[Collected data]
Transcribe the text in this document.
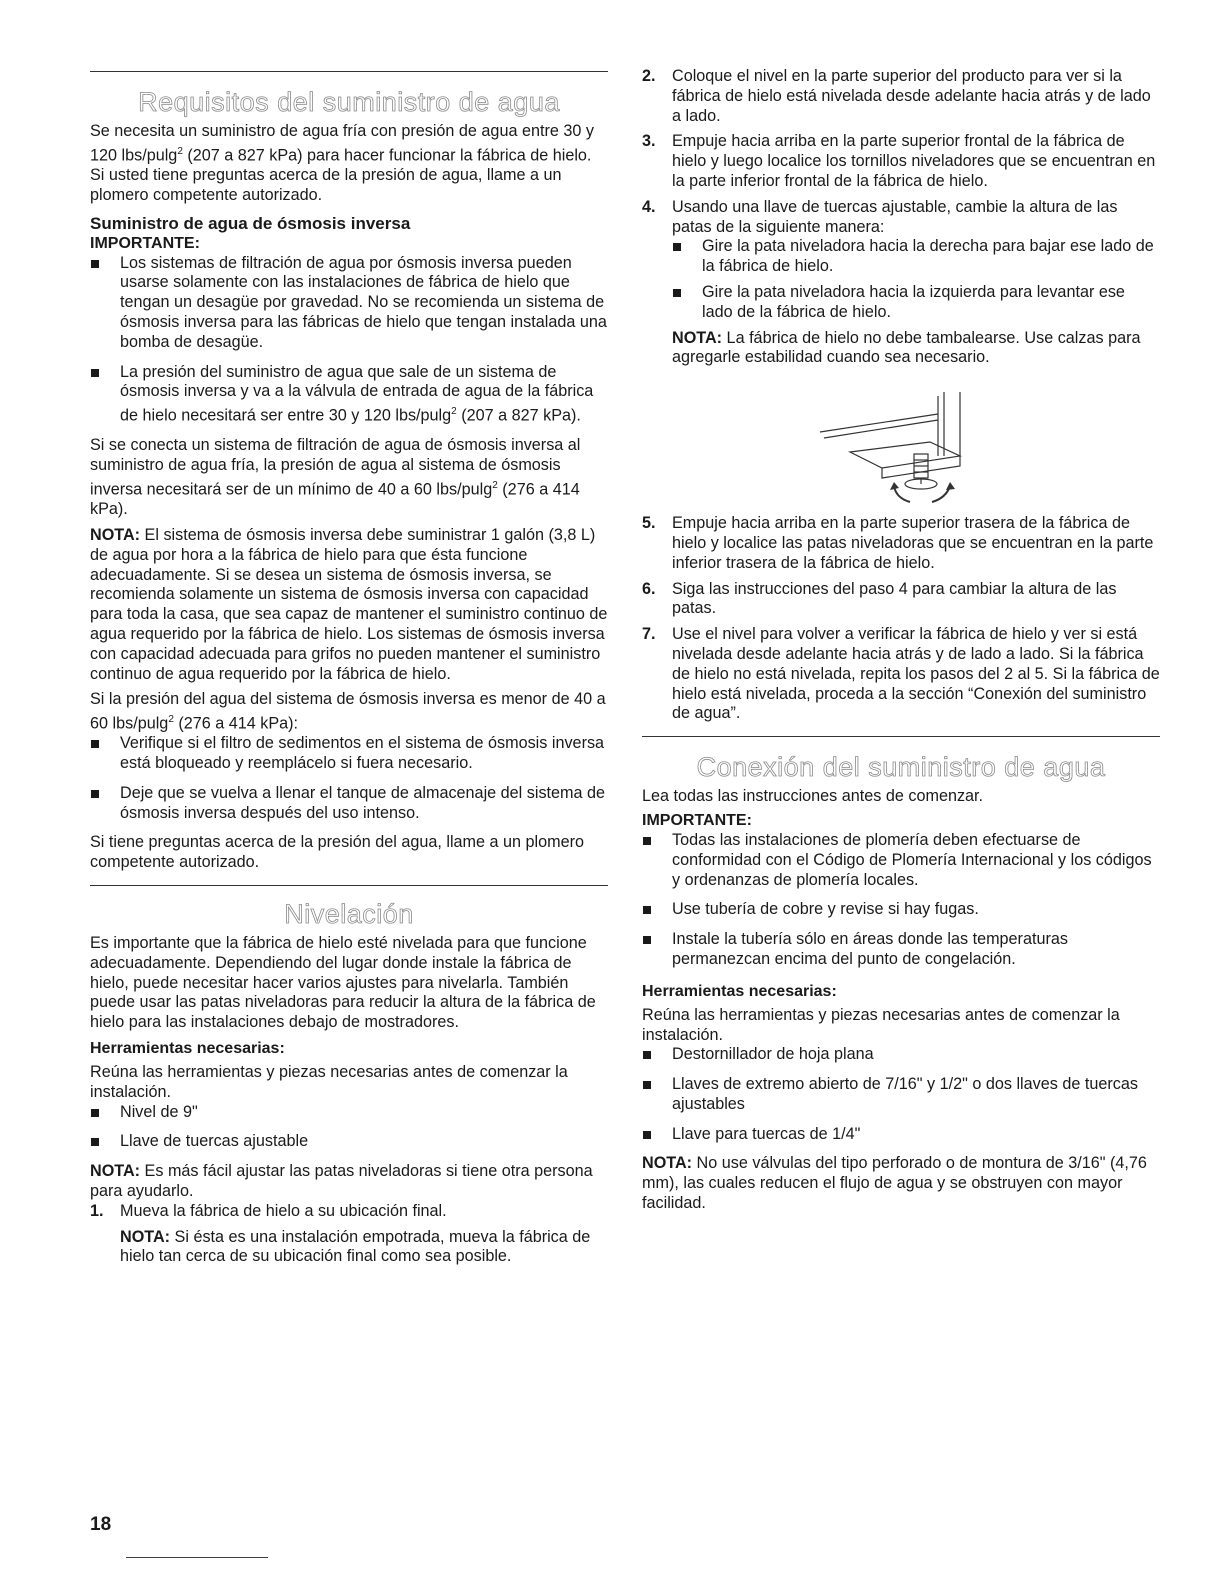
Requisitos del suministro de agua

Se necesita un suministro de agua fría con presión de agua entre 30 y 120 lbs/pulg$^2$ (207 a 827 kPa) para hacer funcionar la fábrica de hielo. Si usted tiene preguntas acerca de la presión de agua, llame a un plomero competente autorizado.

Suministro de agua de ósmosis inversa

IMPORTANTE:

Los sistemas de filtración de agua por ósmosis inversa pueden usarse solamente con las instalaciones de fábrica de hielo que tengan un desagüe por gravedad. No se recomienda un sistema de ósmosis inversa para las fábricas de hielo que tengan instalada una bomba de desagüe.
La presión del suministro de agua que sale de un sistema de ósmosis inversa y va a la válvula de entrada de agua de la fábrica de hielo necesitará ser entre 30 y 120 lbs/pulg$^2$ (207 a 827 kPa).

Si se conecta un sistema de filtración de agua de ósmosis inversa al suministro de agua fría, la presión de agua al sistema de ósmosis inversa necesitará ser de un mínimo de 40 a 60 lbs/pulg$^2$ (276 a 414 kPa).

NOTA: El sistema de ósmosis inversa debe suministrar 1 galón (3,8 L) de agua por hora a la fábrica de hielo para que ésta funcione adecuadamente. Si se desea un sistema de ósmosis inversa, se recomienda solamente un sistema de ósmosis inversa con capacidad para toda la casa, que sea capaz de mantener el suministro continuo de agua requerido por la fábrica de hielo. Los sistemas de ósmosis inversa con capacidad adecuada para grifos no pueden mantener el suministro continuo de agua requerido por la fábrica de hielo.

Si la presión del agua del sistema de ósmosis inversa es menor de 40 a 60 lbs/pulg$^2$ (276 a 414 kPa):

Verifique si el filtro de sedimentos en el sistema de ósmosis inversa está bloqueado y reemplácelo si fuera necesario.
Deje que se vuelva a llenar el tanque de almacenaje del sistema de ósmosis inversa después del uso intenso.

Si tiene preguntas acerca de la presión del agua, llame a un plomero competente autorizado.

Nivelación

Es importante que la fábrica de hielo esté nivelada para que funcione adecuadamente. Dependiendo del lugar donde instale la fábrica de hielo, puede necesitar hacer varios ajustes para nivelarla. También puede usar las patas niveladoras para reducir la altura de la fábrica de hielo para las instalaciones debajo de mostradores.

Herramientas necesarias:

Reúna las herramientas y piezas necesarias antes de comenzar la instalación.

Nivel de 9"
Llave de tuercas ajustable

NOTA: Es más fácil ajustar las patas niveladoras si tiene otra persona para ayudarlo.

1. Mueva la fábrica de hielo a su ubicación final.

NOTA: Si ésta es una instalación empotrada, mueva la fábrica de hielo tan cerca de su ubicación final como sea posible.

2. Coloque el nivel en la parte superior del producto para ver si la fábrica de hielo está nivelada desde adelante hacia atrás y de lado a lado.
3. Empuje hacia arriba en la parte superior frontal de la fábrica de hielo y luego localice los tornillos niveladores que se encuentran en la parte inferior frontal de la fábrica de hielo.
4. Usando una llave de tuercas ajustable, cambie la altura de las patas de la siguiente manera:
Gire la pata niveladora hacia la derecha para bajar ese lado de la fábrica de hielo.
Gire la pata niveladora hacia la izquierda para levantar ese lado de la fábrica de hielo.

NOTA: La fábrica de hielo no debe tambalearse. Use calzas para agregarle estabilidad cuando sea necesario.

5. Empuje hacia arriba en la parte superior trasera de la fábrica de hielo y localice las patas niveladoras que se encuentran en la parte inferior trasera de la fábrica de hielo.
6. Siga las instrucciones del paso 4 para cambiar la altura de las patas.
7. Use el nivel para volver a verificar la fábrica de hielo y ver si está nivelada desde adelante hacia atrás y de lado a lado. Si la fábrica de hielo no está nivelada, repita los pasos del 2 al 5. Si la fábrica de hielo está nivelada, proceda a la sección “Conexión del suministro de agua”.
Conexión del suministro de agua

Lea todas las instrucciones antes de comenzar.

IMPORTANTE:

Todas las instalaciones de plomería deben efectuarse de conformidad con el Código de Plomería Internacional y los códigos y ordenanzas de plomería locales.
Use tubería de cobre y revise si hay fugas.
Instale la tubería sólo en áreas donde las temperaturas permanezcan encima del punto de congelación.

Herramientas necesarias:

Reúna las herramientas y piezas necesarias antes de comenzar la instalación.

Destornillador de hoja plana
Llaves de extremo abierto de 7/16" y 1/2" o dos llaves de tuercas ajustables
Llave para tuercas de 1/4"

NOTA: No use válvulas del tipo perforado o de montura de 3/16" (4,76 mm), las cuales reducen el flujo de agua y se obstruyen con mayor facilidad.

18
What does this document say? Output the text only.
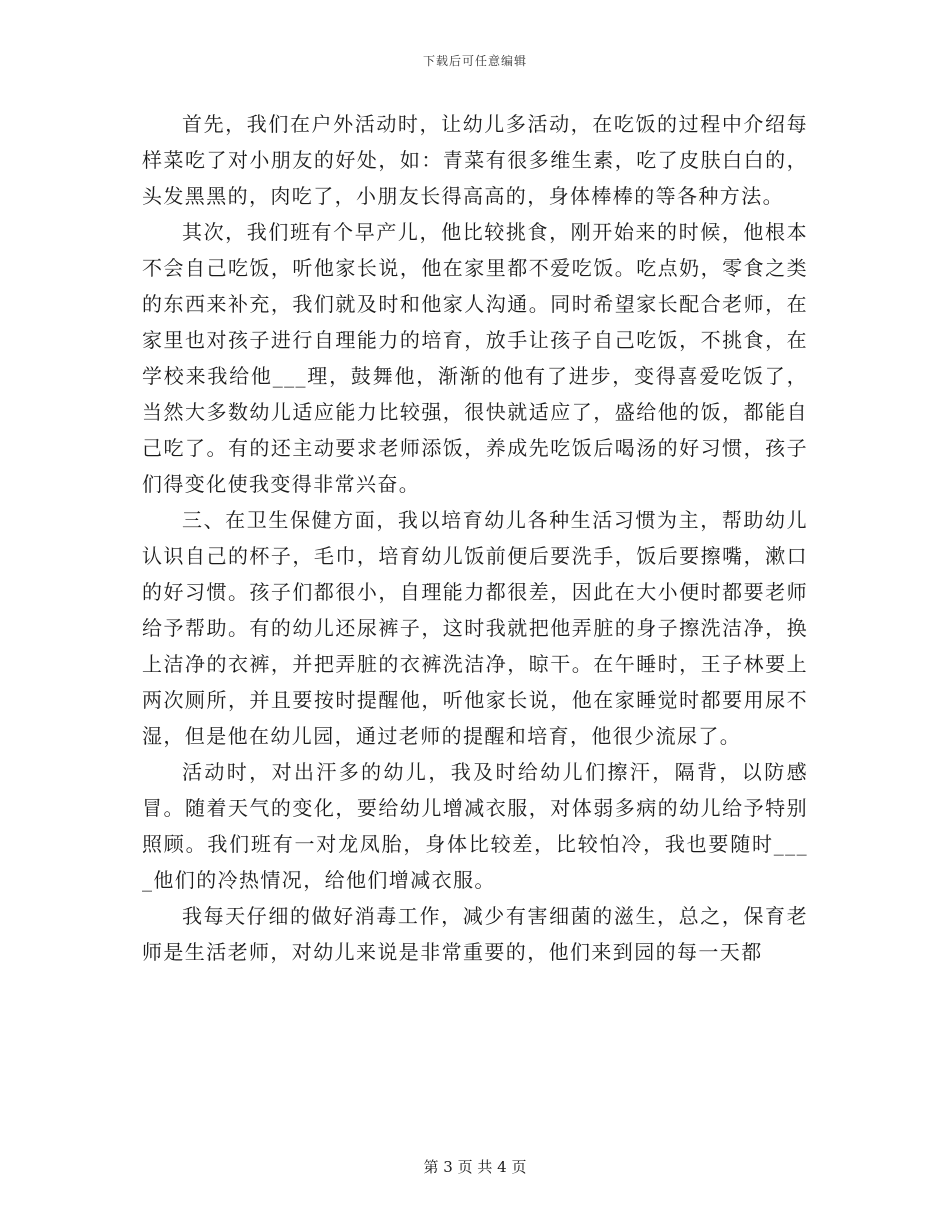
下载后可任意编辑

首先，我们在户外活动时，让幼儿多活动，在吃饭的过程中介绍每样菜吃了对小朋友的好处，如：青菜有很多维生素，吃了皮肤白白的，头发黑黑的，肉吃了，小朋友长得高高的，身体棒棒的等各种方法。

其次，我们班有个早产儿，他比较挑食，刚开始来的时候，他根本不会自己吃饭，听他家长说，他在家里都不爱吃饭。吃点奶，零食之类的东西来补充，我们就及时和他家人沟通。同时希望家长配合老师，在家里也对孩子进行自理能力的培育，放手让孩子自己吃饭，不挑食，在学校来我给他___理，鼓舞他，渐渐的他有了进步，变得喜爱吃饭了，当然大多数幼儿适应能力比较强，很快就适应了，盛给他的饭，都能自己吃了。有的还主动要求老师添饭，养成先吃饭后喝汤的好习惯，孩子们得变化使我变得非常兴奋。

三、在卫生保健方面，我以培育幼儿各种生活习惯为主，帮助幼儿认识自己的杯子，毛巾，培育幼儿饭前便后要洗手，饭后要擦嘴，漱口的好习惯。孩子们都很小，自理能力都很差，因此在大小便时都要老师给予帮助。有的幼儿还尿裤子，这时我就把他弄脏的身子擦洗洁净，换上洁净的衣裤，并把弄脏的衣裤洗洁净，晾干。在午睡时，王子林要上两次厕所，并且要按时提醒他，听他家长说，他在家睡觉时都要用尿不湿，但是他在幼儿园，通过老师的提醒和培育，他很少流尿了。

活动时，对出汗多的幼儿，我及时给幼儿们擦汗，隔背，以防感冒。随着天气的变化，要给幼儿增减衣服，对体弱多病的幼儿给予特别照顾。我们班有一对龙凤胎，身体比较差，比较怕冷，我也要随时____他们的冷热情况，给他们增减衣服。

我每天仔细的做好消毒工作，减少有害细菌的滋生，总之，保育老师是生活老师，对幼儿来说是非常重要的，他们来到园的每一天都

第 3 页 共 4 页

→ Exercise: Working from the entries above, return all lines that contain "superior".

→ Exercise result:
2. Coloque el nivel en la parte superior del producto para ver si la fábrica de hielo está nivelada desde adelante hacia atrás y de lado a lado.
3. Empuje hacia arriba en la parte superior frontal de la fábrica de hielo y luego localice los tornillos niveladores que se encuentran en la parte inferior frontal de la fábrica de hielo.
5. Empuje hacia arriba en la parte superior trasera de la fábrica de hielo y localice las patas niveladoras que se encuentran en la parte inferior trasera de la fábrica de hielo.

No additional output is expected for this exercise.